Job => Copy out each line of the data holding "Indiana".

Extracted records =>
++++

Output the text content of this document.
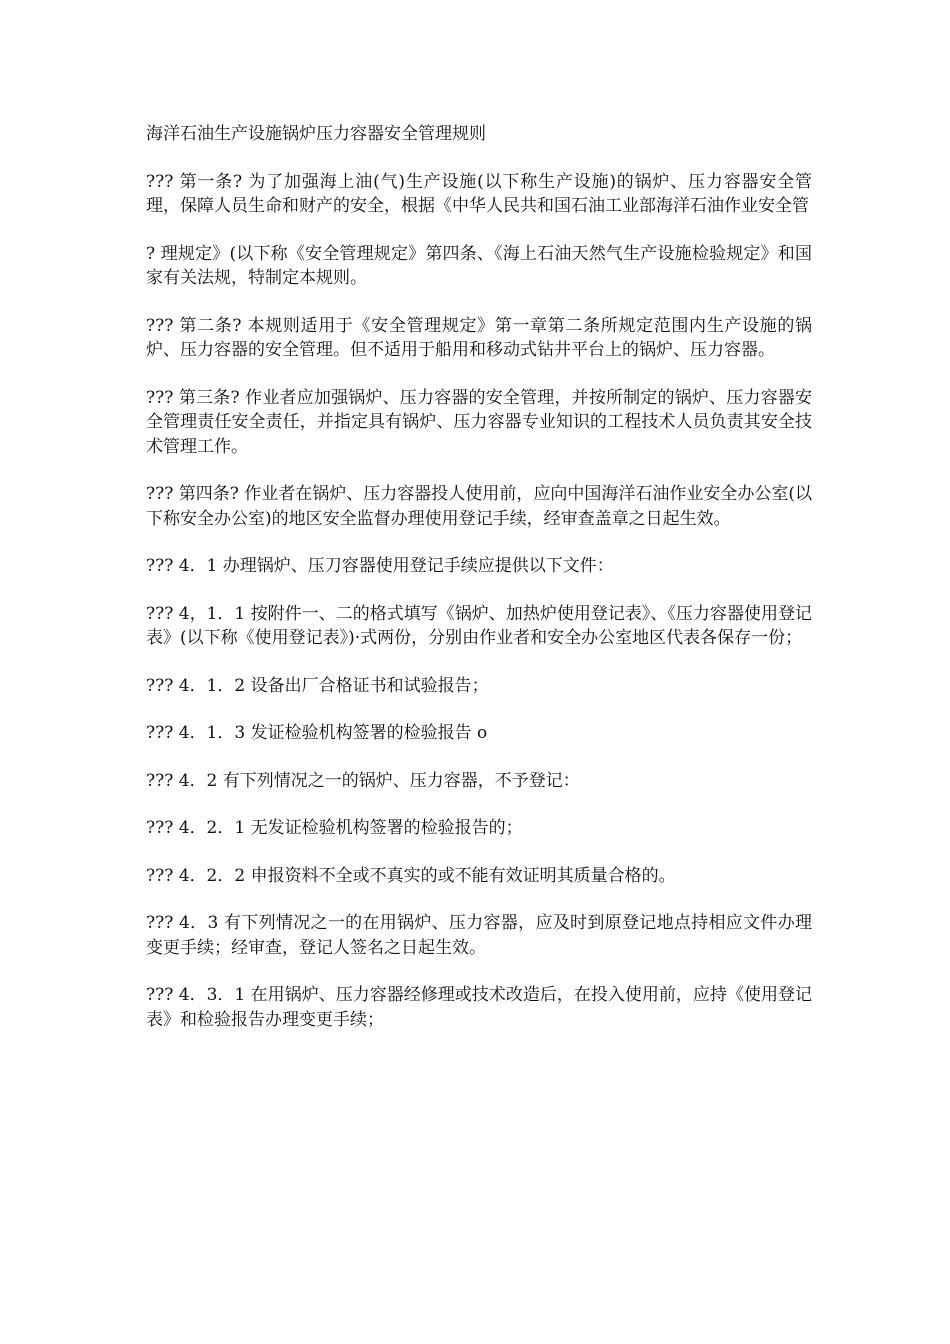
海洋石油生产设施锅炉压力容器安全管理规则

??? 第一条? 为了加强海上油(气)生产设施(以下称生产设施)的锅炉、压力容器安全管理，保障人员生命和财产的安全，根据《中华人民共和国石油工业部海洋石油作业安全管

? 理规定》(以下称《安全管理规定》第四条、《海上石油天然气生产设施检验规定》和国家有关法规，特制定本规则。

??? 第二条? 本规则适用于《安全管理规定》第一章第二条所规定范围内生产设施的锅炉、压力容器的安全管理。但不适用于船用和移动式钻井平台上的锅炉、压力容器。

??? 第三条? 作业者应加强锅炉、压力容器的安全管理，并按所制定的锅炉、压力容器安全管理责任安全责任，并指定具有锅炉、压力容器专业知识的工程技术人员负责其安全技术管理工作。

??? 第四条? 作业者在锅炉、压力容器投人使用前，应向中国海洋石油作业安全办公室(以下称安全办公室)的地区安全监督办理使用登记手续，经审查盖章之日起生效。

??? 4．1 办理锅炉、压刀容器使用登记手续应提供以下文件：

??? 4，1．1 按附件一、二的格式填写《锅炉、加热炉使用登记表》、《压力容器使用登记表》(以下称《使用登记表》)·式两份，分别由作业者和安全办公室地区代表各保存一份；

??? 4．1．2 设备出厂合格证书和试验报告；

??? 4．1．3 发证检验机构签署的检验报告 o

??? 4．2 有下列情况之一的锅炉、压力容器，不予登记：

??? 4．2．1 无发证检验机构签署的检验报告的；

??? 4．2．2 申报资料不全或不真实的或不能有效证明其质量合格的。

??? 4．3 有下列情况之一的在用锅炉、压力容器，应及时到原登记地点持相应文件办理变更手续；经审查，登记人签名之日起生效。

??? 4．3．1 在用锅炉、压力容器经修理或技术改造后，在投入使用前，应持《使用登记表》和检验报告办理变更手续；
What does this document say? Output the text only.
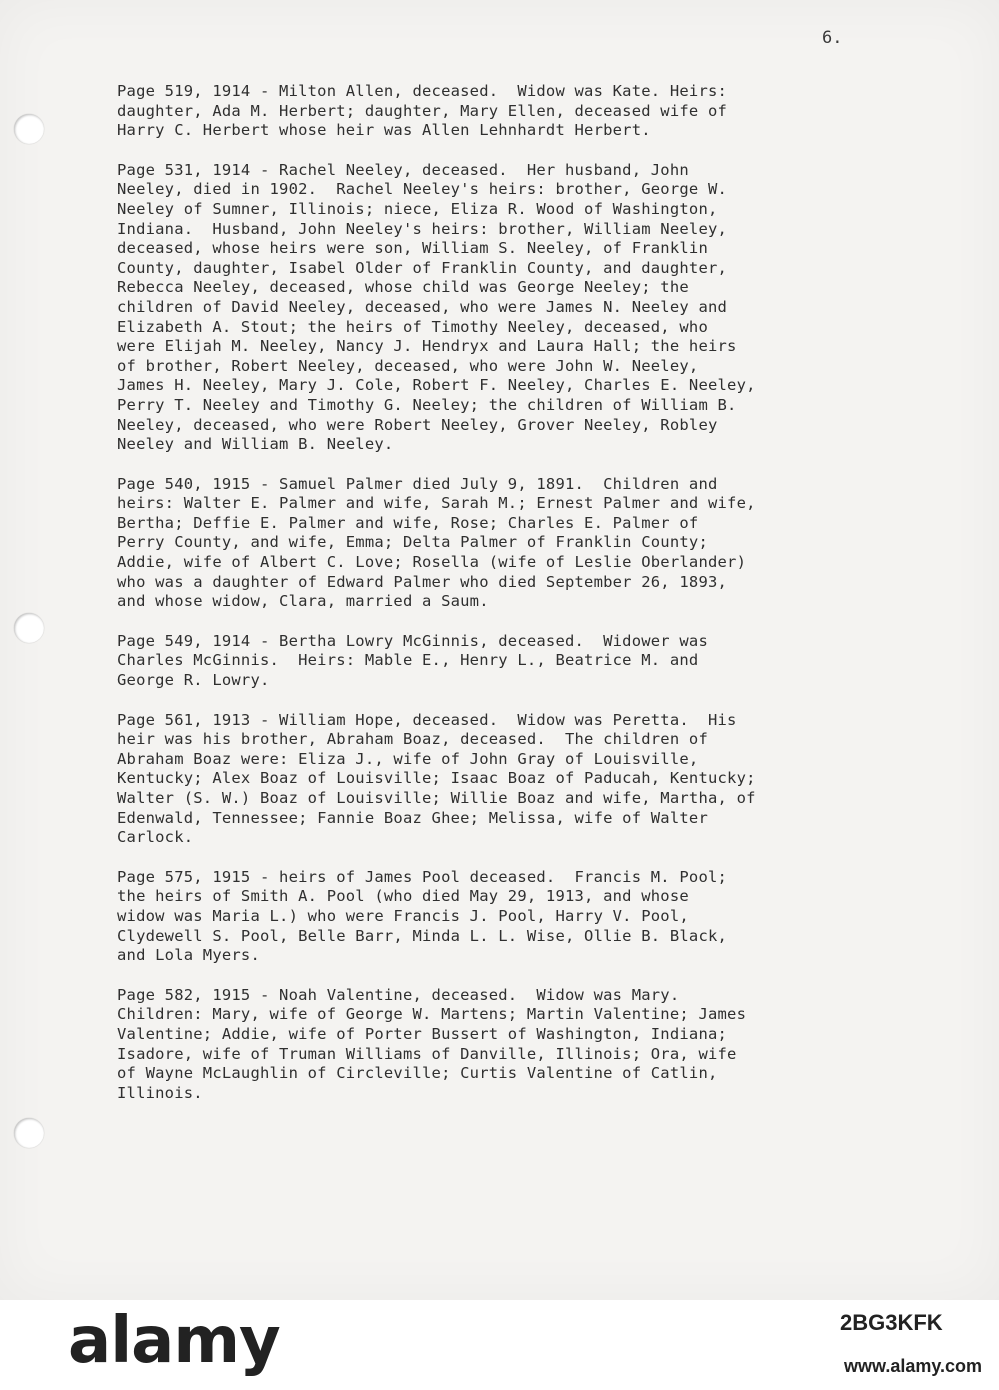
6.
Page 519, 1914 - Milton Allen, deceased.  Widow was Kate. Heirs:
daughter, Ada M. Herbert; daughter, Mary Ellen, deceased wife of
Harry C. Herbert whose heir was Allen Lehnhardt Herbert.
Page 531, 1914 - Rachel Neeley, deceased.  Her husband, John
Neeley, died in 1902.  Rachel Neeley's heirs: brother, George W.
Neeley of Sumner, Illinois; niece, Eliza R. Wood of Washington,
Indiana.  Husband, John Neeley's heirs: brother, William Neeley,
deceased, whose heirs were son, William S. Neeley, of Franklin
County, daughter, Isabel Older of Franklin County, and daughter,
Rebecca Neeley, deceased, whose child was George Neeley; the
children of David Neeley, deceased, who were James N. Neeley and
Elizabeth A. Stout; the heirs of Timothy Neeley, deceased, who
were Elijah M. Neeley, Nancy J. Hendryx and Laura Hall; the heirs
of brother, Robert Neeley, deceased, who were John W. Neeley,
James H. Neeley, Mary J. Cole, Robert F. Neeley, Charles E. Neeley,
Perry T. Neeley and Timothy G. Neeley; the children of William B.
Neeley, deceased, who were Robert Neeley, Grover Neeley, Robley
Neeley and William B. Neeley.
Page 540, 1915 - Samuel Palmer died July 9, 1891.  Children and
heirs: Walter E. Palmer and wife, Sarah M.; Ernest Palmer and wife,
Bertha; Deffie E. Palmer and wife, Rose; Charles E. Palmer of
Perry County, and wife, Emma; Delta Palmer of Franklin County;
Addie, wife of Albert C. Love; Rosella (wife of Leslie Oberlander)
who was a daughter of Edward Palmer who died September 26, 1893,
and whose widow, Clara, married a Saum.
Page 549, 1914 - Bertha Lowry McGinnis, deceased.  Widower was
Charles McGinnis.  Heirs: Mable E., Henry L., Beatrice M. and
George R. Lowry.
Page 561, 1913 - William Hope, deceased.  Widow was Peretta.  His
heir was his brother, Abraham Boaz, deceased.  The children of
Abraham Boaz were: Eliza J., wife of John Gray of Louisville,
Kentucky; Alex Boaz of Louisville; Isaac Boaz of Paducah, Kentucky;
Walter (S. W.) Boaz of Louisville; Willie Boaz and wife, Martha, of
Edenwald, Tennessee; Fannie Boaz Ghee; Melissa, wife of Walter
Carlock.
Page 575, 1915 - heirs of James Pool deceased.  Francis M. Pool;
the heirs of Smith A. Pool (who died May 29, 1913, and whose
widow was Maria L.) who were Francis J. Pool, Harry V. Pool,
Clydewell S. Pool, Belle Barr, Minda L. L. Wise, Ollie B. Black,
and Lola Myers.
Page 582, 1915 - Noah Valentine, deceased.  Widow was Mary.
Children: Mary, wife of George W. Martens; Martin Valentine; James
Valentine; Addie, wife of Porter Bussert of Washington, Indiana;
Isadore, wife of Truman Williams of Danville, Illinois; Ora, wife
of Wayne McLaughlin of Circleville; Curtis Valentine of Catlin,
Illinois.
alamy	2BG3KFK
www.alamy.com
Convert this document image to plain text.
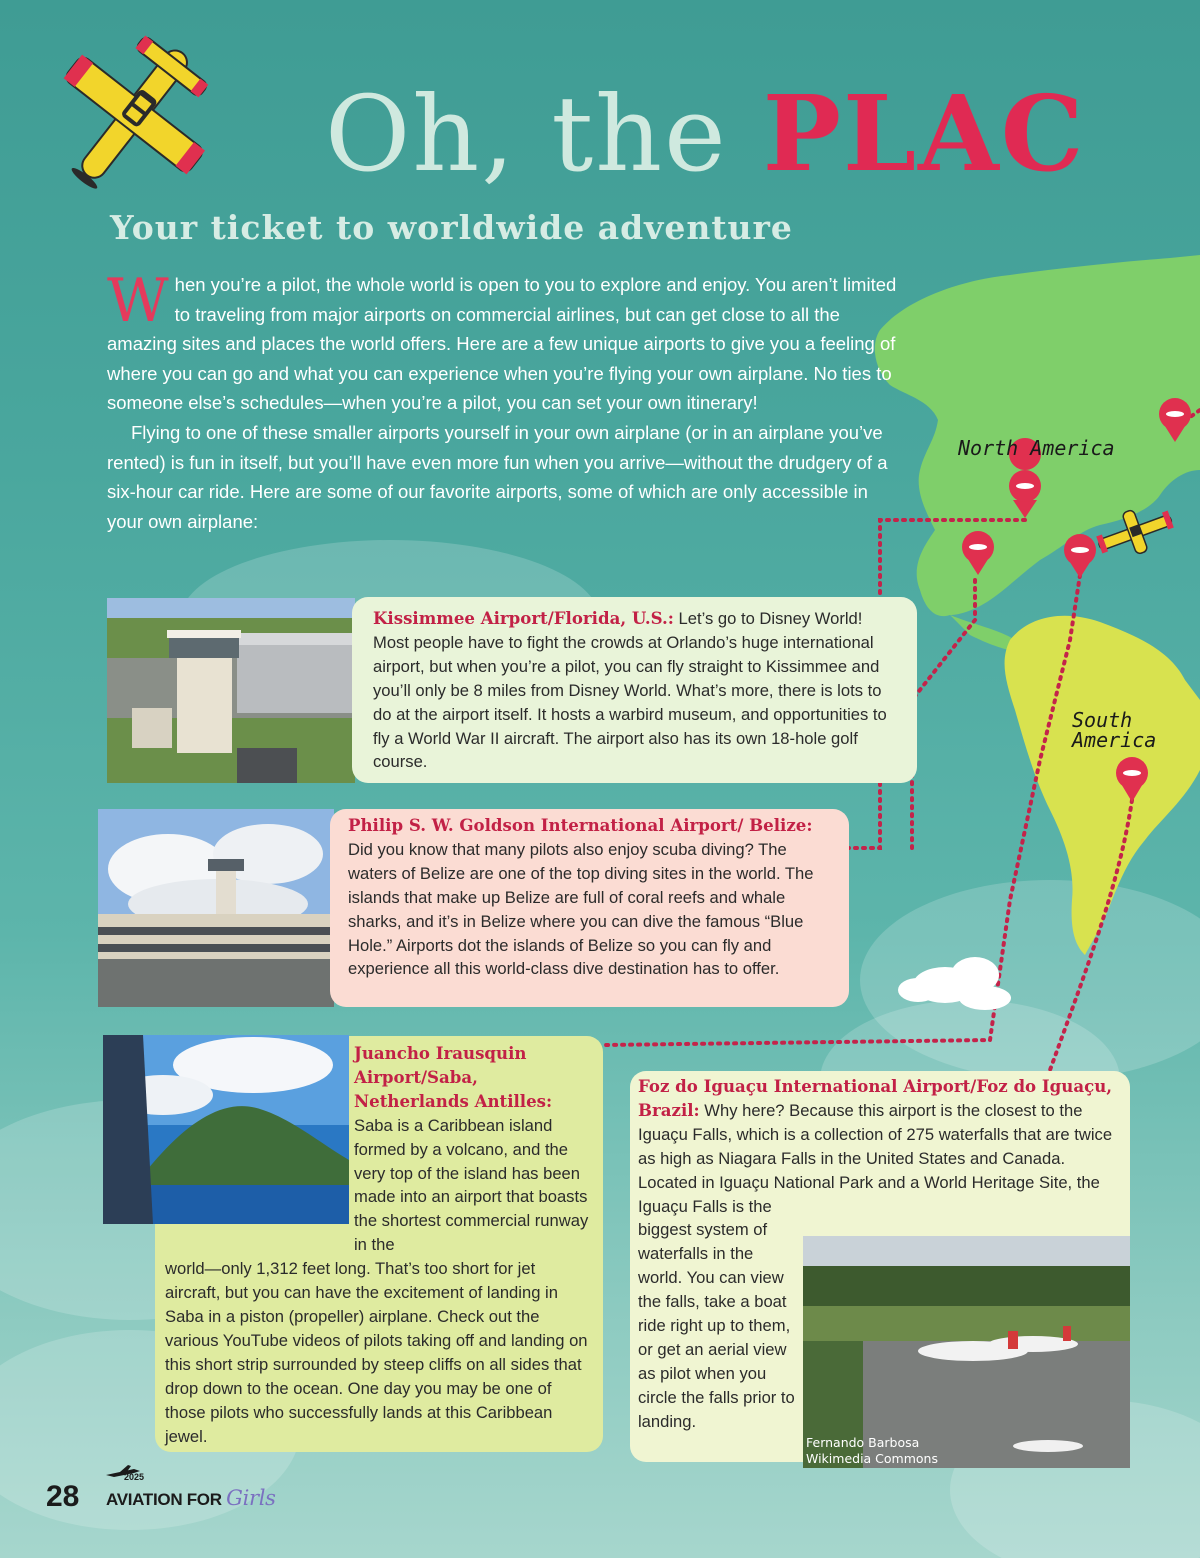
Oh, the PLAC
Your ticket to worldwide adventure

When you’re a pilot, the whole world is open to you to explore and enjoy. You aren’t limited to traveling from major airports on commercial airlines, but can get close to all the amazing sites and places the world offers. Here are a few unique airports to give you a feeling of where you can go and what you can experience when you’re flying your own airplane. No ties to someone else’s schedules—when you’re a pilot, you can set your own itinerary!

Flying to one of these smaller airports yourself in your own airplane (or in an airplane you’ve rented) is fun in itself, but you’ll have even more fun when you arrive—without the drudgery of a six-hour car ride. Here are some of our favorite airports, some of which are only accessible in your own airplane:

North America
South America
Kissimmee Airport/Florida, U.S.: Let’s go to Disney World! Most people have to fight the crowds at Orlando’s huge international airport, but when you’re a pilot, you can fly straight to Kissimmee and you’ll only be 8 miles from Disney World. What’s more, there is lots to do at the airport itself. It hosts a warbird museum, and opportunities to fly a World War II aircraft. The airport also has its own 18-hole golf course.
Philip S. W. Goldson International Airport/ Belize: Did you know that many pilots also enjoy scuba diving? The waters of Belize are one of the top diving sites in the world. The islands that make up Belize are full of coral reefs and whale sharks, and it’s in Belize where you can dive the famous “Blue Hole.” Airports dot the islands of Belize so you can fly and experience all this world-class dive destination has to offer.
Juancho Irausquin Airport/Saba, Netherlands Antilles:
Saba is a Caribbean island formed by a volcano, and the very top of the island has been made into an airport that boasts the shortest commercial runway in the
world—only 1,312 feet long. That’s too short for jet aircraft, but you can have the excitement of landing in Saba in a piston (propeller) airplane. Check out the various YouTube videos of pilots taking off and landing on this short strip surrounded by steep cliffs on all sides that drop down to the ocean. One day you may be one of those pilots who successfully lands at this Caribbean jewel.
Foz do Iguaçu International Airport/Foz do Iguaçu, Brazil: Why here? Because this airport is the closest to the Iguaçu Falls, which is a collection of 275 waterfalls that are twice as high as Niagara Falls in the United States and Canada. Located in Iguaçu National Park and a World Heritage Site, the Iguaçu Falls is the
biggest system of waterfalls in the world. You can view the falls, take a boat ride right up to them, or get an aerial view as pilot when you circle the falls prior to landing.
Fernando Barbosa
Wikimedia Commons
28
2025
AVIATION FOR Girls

++++

Written response =>
Indiana.  Husband, John Neeley's heirs: brother, William Neeley,
Valentine; Addie, wife of Porter Bussert of Washington, Indiana;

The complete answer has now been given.